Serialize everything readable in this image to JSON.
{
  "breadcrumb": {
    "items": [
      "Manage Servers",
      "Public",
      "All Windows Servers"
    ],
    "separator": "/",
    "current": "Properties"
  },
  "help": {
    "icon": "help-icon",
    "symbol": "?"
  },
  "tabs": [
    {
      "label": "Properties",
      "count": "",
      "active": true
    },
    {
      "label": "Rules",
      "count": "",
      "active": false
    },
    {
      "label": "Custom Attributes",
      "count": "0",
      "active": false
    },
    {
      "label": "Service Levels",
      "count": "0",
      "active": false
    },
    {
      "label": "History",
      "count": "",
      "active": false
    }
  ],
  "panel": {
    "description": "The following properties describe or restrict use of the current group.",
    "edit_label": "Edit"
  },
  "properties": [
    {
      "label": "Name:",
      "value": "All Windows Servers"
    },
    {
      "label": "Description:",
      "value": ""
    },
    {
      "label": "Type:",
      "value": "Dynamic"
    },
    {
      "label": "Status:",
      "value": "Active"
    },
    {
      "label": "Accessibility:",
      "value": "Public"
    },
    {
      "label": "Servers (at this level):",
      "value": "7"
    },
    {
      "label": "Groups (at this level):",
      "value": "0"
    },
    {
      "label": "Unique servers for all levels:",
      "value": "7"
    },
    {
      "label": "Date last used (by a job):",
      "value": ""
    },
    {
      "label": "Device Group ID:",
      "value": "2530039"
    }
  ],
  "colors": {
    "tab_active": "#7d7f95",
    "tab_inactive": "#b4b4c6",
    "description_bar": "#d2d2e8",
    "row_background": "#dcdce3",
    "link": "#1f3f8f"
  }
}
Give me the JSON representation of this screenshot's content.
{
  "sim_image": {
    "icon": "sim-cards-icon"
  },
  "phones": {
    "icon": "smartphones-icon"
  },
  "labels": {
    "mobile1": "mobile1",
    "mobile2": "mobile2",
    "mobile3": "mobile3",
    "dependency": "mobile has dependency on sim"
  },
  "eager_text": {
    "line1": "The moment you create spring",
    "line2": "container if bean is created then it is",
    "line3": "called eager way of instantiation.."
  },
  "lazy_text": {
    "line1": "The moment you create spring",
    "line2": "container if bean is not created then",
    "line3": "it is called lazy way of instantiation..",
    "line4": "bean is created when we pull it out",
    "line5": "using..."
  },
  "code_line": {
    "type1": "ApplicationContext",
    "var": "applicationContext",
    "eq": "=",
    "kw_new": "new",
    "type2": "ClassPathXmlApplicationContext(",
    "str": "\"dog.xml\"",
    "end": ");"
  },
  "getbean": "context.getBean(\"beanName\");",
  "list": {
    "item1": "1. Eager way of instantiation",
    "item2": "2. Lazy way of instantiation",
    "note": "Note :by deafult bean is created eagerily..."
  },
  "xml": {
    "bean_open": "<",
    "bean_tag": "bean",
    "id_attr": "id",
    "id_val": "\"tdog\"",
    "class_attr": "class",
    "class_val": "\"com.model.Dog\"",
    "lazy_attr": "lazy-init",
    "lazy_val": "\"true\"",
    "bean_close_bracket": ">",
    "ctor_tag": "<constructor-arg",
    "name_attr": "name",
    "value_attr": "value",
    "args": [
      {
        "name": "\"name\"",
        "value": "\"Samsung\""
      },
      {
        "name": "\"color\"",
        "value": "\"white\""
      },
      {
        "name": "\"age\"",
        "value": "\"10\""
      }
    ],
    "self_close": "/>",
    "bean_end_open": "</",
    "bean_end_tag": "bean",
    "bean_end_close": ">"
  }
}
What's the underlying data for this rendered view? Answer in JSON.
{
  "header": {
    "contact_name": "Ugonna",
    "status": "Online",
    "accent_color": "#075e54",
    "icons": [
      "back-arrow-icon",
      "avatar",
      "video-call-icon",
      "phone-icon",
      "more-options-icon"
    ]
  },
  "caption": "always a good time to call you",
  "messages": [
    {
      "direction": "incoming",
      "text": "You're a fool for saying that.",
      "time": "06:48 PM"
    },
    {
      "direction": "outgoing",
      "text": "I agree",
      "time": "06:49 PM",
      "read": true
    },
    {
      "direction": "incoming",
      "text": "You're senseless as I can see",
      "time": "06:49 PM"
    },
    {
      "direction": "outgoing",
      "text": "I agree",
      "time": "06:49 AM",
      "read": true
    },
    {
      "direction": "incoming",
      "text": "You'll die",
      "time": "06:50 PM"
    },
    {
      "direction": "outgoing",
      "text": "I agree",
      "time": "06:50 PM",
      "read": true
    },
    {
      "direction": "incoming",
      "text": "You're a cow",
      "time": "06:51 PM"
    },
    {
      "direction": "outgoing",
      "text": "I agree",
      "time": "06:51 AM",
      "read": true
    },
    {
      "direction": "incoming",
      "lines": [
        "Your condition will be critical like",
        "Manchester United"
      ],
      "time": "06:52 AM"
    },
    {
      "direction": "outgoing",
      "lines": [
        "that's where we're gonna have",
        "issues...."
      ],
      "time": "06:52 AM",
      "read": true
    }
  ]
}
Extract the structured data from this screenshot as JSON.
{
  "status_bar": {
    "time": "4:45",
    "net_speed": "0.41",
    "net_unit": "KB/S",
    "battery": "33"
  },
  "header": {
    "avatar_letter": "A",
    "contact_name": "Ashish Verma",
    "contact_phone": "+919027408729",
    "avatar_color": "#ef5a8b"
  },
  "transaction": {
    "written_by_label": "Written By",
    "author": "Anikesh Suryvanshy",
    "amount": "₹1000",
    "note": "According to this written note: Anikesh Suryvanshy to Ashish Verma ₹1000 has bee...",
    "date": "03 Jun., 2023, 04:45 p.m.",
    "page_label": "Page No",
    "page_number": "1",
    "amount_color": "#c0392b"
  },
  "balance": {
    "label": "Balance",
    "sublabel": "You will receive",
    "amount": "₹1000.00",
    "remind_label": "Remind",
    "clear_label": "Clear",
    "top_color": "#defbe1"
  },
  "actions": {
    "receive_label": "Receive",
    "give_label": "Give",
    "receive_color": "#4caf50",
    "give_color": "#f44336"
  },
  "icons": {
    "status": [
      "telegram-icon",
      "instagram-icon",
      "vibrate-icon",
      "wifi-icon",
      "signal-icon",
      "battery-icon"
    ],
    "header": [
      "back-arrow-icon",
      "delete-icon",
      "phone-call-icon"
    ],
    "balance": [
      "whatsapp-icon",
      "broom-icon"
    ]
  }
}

# # # # #

● Task brief
Every entry should be printed again exactly as written.

● Task answer
Serialize everything readable in this image to JSON.
{
  "breadcrumb": {
    "items": [
      "Manage Servers",
      "Public",
      "All Windows Servers"
    ],
    "separator": "/",
    "current": "Properties"
  },
  "help": {
    "icon": "help-icon",
    "symbol": "?"
  },
  "tabs": [
    {
      "label": "Properties",
      "count": "",
      "active": true
    },
    {
      "label": "Rules",
      "count": "",
      "active": false
    },
    {
      "label": "Custom Attributes",
      "count": "0",
      "active": false
    },
    {
      "label": "Service Levels",
      "count": "0",
      "active": false
    },
    {
      "label": "History",
      "count": "",
      "active": false
    }
  ],
  "panel": {
    "description": "The following properties describe or restrict use of the current group.",
    "edit_label": "Edit"
  },
  "properties": [
    {
      "label": "Name:",
      "value": "All Windows Servers"
    },
    {
      "label": "Description:",
      "value": ""
    },
    {
      "label": "Type:",
      "value": "Dynamic"
    },
    {
      "label": "Status:",
      "value": "Active"
    },
    {
      "label": "Accessibility:",
      "value": "Public"
    },
    {
      "label": "Servers (at this level):",
      "value": "7"
    },
    {
      "label": "Groups (at this level):",
      "value": "0"
    },
    {
      "label": "Unique servers for all levels:",
      "value": "7"
    },
    {
      "label": "Date last used (by a job):",
      "value": ""
    },
    {
      "label": "Device Group ID:",
      "value": "2530039"
    }
  ],
  "colors": {
    "tab_active": "#7d7f95",
    "tab_inactive": "#b4b4c6",
    "description_bar": "#d2d2e8",
    "row_background": "#dcdce3",
    "link": "#1f3f8f"
  }
}
Give me the JSON representation of this screenshot's content.
{
  "sim_image": {
    "icon": "sim-cards-icon"
  },
  "phones": {
    "icon": "smartphones-icon"
  },
  "labels": {
    "mobile1": "mobile1",
    "mobile2": "mobile2",
    "mobile3": "mobile3",
    "dependency": "mobile has dependency on sim"
  },
  "eager_text": {
    "line1": "The moment you create spring",
    "line2": "container if bean is created then it is",
    "line3": "called eager way of instantiation.."
  },
  "lazy_text": {
    "line1": "The moment you create spring",
    "line2": "container if bean is not created then",
    "line3": "it is called lazy way of instantiation..",
    "line4": "bean is created when we pull it out",
    "line5": "using..."
  },
  "code_line": {
    "type1": "ApplicationContext",
    "var": "applicationContext",
    "eq": "=",
    "kw_new": "new",
    "type2": "ClassPathXmlApplicationContext(",
    "str": "\"dog.xml\"",
    "end": ");"
  },
  "getbean": "context.getBean(\"beanName\");",
  "list": {
    "item1": "1. Eager way of instantiation",
    "item2": "2. Lazy way of instantiation",
    "note": "Note :by deafult bean is created eagerily..."
  },
  "xml": {
    "bean_open": "<",
    "bean_tag": "bean",
    "id_attr": "id",
    "id_val": "\"tdog\"",
    "class_attr": "class",
    "class_val": "\"com.model.Dog\"",
    "lazy_attr": "lazy-init",
    "lazy_val": "\"true\"",
    "bean_close_bracket": ">",
    "ctor_tag": "<constructor-arg",
    "name_attr": "name",
    "value_attr": "value",
    "args": [
      {
        "name": "\"name\"",
        "value": "\"Samsung\""
      },
      {
        "name": "\"color\"",
        "value": "\"white\""
      },
      {
        "name": "\"age\"",
        "value": "\"10\""
      }
    ],
    "self_close": "/>",
    "bean_end_open": "</",
    "bean_end_tag": "bean",
    "bean_end_close": ">"
  }
}
What's the underlying data for this rendered view? Answer in JSON.
{
  "header": {
    "contact_name": "Ugonna",
    "status": "Online",
    "accent_color": "#075e54",
    "icons": [
      "back-arrow-icon",
      "avatar",
      "video-call-icon",
      "phone-icon",
      "more-options-icon"
    ]
  },
  "caption": "always a good time to call you",
  "messages": [
    {
      "direction": "incoming",
      "text": "You're a fool for saying that.",
      "time": "06:48 PM"
    },
    {
      "direction": "outgoing",
      "text": "I agree",
      "time": "06:49 PM",
      "read": true
    },
    {
      "direction": "incoming",
      "text": "You're senseless as I can see",
      "time": "06:49 PM"
    },
    {
      "direction": "outgoing",
      "text": "I agree",
      "time": "06:49 AM",
      "read": true
    },
    {
      "direction": "incoming",
      "text": "You'll die",
      "time": "06:50 PM"
    },
    {
      "direction": "outgoing",
      "text": "I agree",
      "time": "06:50 PM",
      "read": true
    },
    {
      "direction": "incoming",
      "text": "You're a cow",
      "time": "06:51 PM"
    },
    {
      "direction": "outgoing",
      "text": "I agree",
      "time": "06:51 AM",
      "read": true
    },
    {
      "direction": "incoming",
      "lines": [
        "Your condition will be critical like",
        "Manchester United"
      ],
      "time": "06:52 AM"
    },
    {
      "direction": "outgoing",
      "lines": [
        "that's where we're gonna have",
        "issues...."
      ],
      "time": "06:52 AM",
      "read": true
    }
  ]
}
Extract the structured data from this screenshot as JSON.
{
  "status_bar": {
    "time": "4:45",
    "net_speed": "0.41",
    "net_unit": "KB/S",
    "battery": "33"
  },
  "header": {
    "avatar_letter": "A",
    "contact_name": "Ashish Verma",
    "contact_phone": "+919027408729",
    "avatar_color": "#ef5a8b"
  },
  "transaction": {
    "written_by_label": "Written By",
    "author": "Anikesh Suryvanshy",
    "amount": "₹1000",
    "note": "According to this written note: Anikesh Suryvanshy to Ashish Verma ₹1000 has bee...",
    "date": "03 Jun., 2023, 04:45 p.m.",
    "page_label": "Page No",
    "page_number": "1",
    "amount_color": "#c0392b"
  },
  "balance": {
    "label": "Balance",
    "sublabel": "You will receive",
    "amount": "₹1000.00",
    "remind_label": "Remind",
    "clear_label": "Clear",
    "top_color": "#defbe1"
  },
  "actions": {
    "receive_label": "Receive",
    "give_label": "Give",
    "receive_color": "#4caf50",
    "give_color": "#f44336"
  },
  "icons": {
    "status": [
      "telegram-icon",
      "instagram-icon",
      "vibrate-icon",
      "wifi-icon",
      "signal-icon",
      "battery-icon"
    ],
    "header": [
      "back-arrow-icon",
      "delete-icon",
      "phone-call-icon"
    ],
    "balance": [
      "whatsapp-icon",
      "broom-icon"
    ]
  }
}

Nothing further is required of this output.